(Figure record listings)

-----

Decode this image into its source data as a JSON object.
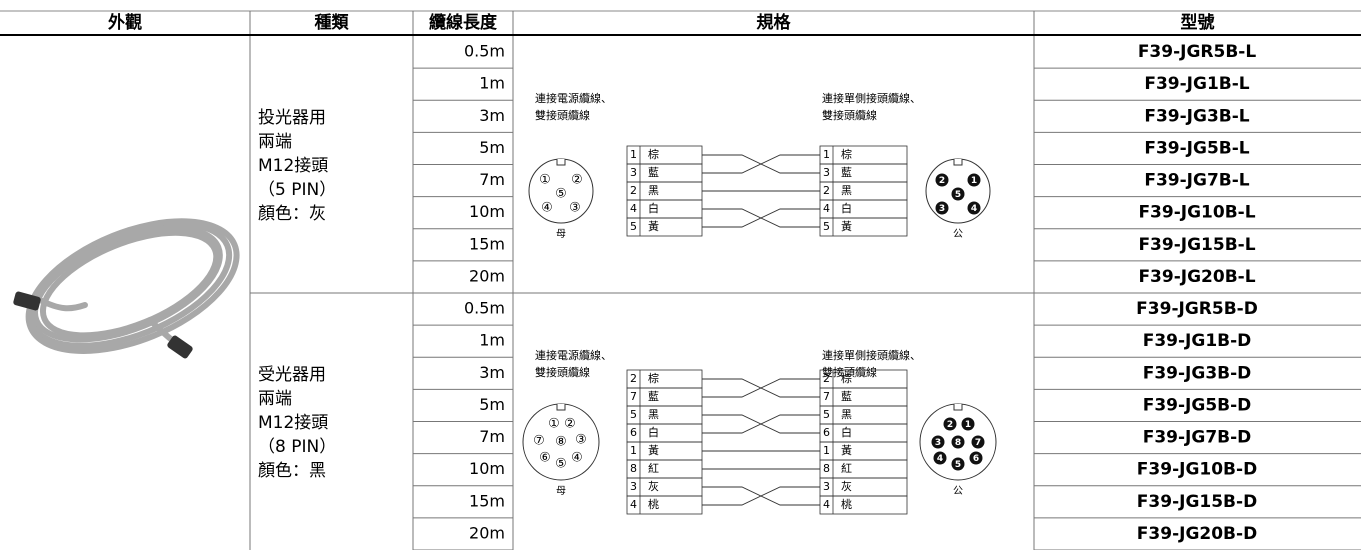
{
  "header": {
    "columns": [
      "外觀",
      "種類",
      "纜線長度",
      "規格",
      "型號"
    ]
  },
  "groups": [
    {
      "kind": [
        "投光器用",
        "兩端",
        "M12接頭",
        "（5 PIN）",
        "顏色：灰"
      ],
      "lengths": [
        "0.5m",
        "1m",
        "3m",
        "5m",
        "7m",
        "10m",
        "15m",
        "20m"
      ],
      "models": [
        "F39-JGR5B-L",
        "F39-JG1B-L",
        "F39-JG3B-L",
        "F39-JG5B-L",
        "F39-JG7B-L",
        "F39-JG10B-L",
        "F39-JG15B-L",
        "F39-JG20B-L"
      ],
      "spec": {
        "left_label": [
          "連接電源纜線、",
          "雙接頭纜線"
        ],
        "right_label": [
          "連接單側接頭纜線、",
          "雙接頭纜線"
        ],
        "wires": [
          {
            "pin": "1",
            "color": "棕"
          },
          {
            "pin": "3",
            "color": "藍"
          },
          {
            "pin": "2",
            "color": "黑"
          },
          {
            "pin": "4",
            "color": "白"
          },
          {
            "pin": "5",
            "color": "黃"
          }
        ],
        "female": "母",
        "male": "公",
        "female_pins": [
          "①",
          "②",
          "⑤",
          "④",
          "③"
        ],
        "male_pins": [
          "2",
          "1",
          "5",
          "3",
          "4"
        ]
      }
    },
    {
      "kind": [
        "受光器用",
        "兩端",
        "M12接頭",
        "（8 PIN）",
        "顏色：黑"
      ],
      "lengths": [
        "0.5m",
        "1m",
        "3m",
        "5m",
        "7m",
        "10m",
        "15m",
        "20m"
      ],
      "models": [
        "F39-JGR5B-D",
        "F39-JG1B-D",
        "F39-JG3B-D",
        "F39-JG5B-D",
        "F39-JG7B-D",
        "F39-JG10B-D",
        "F39-JG15B-D",
        "F39-JG20B-D"
      ],
      "spec": {
        "left_label": [
          "連接電源纜線、",
          "雙接頭纜線"
        ],
        "right_label": [
          "連接單側接頭纜線、",
          "雙接頭纜線"
        ],
        "wires": [
          {
            "pin": "2",
            "color": "棕"
          },
          {
            "pin": "7",
            "color": "藍"
          },
          {
            "pin": "5",
            "color": "黑"
          },
          {
            "pin": "6",
            "color": "白"
          },
          {
            "pin": "1",
            "color": "黃"
          },
          {
            "pin": "8",
            "color": "紅"
          },
          {
            "pin": "3",
            "color": "灰"
          },
          {
            "pin": "4",
            "color": "桃"
          }
        ],
        "female": "母",
        "male": "公",
        "female_pins": [
          "①",
          "②",
          "⑦",
          "⑧",
          "③",
          "⑥",
          "⑤",
          "④"
        ],
        "male_pins": [
          "2",
          "1",
          "3",
          "8",
          "7",
          "4",
          "5",
          "6"
        ]
      }
    }
  ]
}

-----

### [Written request]
Go through the data above and transcribe it in full, omitting any image.

### [Result of the task]
Decode this image into its source data as a JSON object.
{
  "header": {
    "columns": [
      "外觀",
      "種類",
      "纜線長度",
      "規格",
      "型號"
    ]
  },
  "groups": [
    {
      "kind": [
        "投光器用",
        "兩端",
        "M12接頭",
        "（5 PIN）",
        "顏色：灰"
      ],
      "lengths": [
        "0.5m",
        "1m",
        "3m",
        "5m",
        "7m",
        "10m",
        "15m",
        "20m"
      ],
      "models": [
        "F39-JGR5B-L",
        "F39-JG1B-L",
        "F39-JG3B-L",
        "F39-JG5B-L",
        "F39-JG7B-L",
        "F39-JG10B-L",
        "F39-JG15B-L",
        "F39-JG20B-L"
      ],
      "spec": {
        "left_label": [
          "連接電源纜線、",
          "雙接頭纜線"
        ],
        "right_label": [
          "連接單側接頭纜線、",
          "雙接頭纜線"
        ],
        "wires": [
          {
            "pin": "1",
            "color": "棕"
          },
          {
            "pin": "3",
            "color": "藍"
          },
          {
            "pin": "2",
            "color": "黑"
          },
          {
            "pin": "4",
            "color": "白"
          },
          {
            "pin": "5",
            "color": "黃"
          }
        ],
        "female": "母",
        "male": "公",
        "female_pins": [
          "①",
          "②",
          "⑤",
          "④",
          "③"
        ],
        "male_pins": [
          "2",
          "1",
          "5",
          "3",
          "4"
        ]
      }
    },
    {
      "kind": [
        "受光器用",
        "兩端",
        "M12接頭",
        "（8 PIN）",
        "顏色：黑"
      ],
      "lengths": [
        "0.5m",
        "1m",
        "3m",
        "5m",
        "7m",
        "10m",
        "15m",
        "20m"
      ],
      "models": [
        "F39-JGR5B-D",
        "F39-JG1B-D",
        "F39-JG3B-D",
        "F39-JG5B-D",
        "F39-JG7B-D",
        "F39-JG10B-D",
        "F39-JG15B-D",
        "F39-JG20B-D"
      ],
      "spec": {
        "left_label": [
          "連接電源纜線、",
          "雙接頭纜線"
        ],
        "right_label": [
          "連接單側接頭纜線、",
          "雙接頭纜線"
        ],
        "wires": [
          {
            "pin": "2",
            "color": "棕"
          },
          {
            "pin": "7",
            "color": "藍"
          },
          {
            "pin": "5",
            "color": "黑"
          },
          {
            "pin": "6",
            "color": "白"
          },
          {
            "pin": "1",
            "color": "黃"
          },
          {
            "pin": "8",
            "color": "紅"
          },
          {
            "pin": "3",
            "color": "灰"
          },
          {
            "pin": "4",
            "color": "桃"
          }
        ],
        "female": "母",
        "male": "公",
        "female_pins": [
          "①",
          "②",
          "⑦",
          "⑧",
          "③",
          "⑥",
          "⑤",
          "④"
        ],
        "male_pins": [
          "2",
          "1",
          "3",
          "8",
          "7",
          "4",
          "5",
          "6"
        ]
      }
    }
  ]
}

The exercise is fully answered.